DOCUMENT:
■ ■ ■ ■
Given the proving key, \per computes as linear combinations of the proving key elements
\begin{enumerate}
\item $\pi_A\defeq \enc1{\rho_A \Amid(\tau)}$, $\pi'_A\defeq \enc1{\alpha_A\rho_A \Amid(\tau)}$.
\item $\pi_B\defeq \enc2{\rho_B B(\tau)}$, $\pi'_B \defeq \enc1{\alpha_B\rho_B B(\tau)}$.
\item $\pi_C\defeq \enc1{\rho_A\rho_B C(\tau)}$, $\pi'_C \defeq \enc1{\alpha_C\rho_A\rho_B C(\tau)}$.
\item $\pi_K\defeq \enc1{\beta(\rho_A A(\tau) + \rho_B B(\tau) + \rho_A\rho_B C(\tau))}$.
\item $\pi_H\defeq \enc1{H(\tau)}$.
 \end{enumerate}
 and outputs $\prf = (\pi_A,\pi_B,\pi_C,\pi'_A,\pi'_B,\pi'_C,\pi_H,\pi_K)$,
 

\paragraph{\underline{\bctv verifier:}\\}
Denote the ``public input component'' 
\[ \PI(x) \defeq \pk_{A,0} + \sum_{i=1}^n x_i \pk_{A,i} = \enc1{\rho_A A_0(\tau) + \sum_{i=1}^n x_i \rho_A A_i(\tau) }\]
%  For an element $a$ of \G1 (\G2) denote by \dl{a} the discrete log of $a$ w.r.t $g_1(g_2)$.
 The verifier, using pairings and the verification key, checks the following.
\begin{enumerate}
 \item $e(\pi'_A,g_2)=e(\pi_A,\enc2{\alpha_A})$.
\item $e(\pi'_B, g_2)=e(\enc1{\alpha_B},\pi_B)$.
\item $e(\pi'_C,g_2)=e(\pi_C,\enc2{\alpha_C})$.
\item $e(\pi_K,\enc2{\gamma})=e(\PI(x)+\pi_A+\pi_C,\enc2{\beta\gamma})\cdot e(\enc1{\beta\gamma},\pi_B)$.
\item $e(\PI(x)+\pi_A,\pi_B)= e(\pi_C,g_2)\cdot e(\pi_H,\enc2{Z(\tau)\rho_A\rho_B})$.
 \end{enumerate}
 
 \section{Attack Description}\label{sec:attack}
 Note that the elements \sett{\pk'_{A,i}}{i\in [0..n]} are not used at all by the verifier and honest prover, and thus could have been omitted from the key. We show that these elements allow a malicious prover to replace the public input arbitrarily when starting from a valid proof.
 Loosely speaking, we do this by adding a factor to $\pi_A$ that ``switches'' the public input the proof is arguing about.
■ ■ ■ ■
INFORMATION SUPPLIED:
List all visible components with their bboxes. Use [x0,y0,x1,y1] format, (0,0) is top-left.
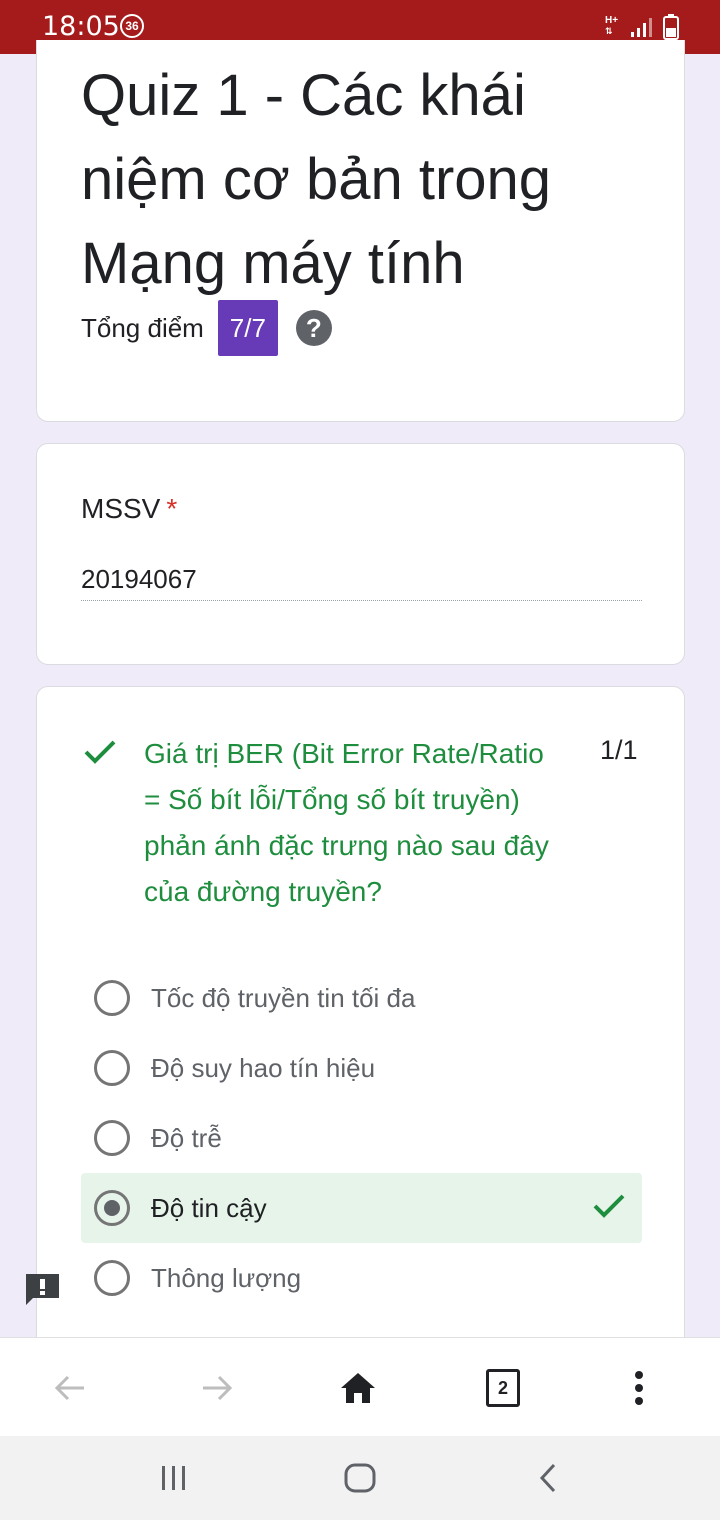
■ ■ ■ ■
WHAT YOU SHOULD DO: Continue the excerpt on the BCTV proof system and its public-input attack from its final sentence, keeping its LaTeX form. It comes before the material.

RESULT FOR THIS TASK:
 The first verifier check -- the ``knowledge check'' for $\pi_A$ -- should catch this, but the redundant elements allow the malicious prover to add
 the analogous factor to $\pi'_A$ and pass the check. Details follow.
 
 
 Suppose we are given a valid proof $\prf = (\pi_A,\pi_B,\pi_C,\pi'_A,\pi'_B,\pi'_C,\pi_H,\pi_K)$
 for a public input $x=(x_1,\ldots,x_n)\in \F^{n}$.
 Choose any $x'=(x'_1,\ldots,x'_n)\in \F^n$.

 Set 
 \[\eta_A\defeq \pi_A + \sum_{i=1}^n (x_i-x'_i)\pk_{A,i}\]
 \[\eta'_A\defeq \pi'_A + \sum_{i=1}^n (x_i-x'_i) \pk'_{A,i}\]
 
 We claim that $\prf^* \defeq (\eta_A,\pi_B,\pi_C,\eta'_A,\pi'_B,\pi'_C,\pi_K,\pi_H)$ is a valid proof for
 public input $x'$.
 
 The verifier checks with public input $x'$ and proof $\prf^*$ are
\begin{enumerate}
 \item $e(\eta'_A,g_2)=e(\eta_A,\enc2{\alpha_A})$.
\item $e(\pi'_B, g_2)=e(\enc1{\alpha_B},\pi_B)$.
\item $e(\pi'_C,g_2)=e(\pi_C,\enc2{\alpha_C})$.
\item $e(\pi_K,\enc2{\gamma})=e(\PI(x')+\eta_A+\pi_C,\enc2{\beta\gamma})\cdot e(\enc1{\beta\gamma},\pi_B)$.
\item $e(\PI(x')+\eta_A,\pi_B)= e(\pi_C,g_2)\cdot e(\pi_H,\enc2{Z(\tau)\rho_A\rho_B})$.
 \end{enumerate}
 
 
 We show that the five equations all hold.
 \begin{enumerate}
  \item The check  $e(\eta'_A,g_2)=e(\eta_A,\enc2{\alpha_A})$;
  this is where the redundant elements crucially come into play.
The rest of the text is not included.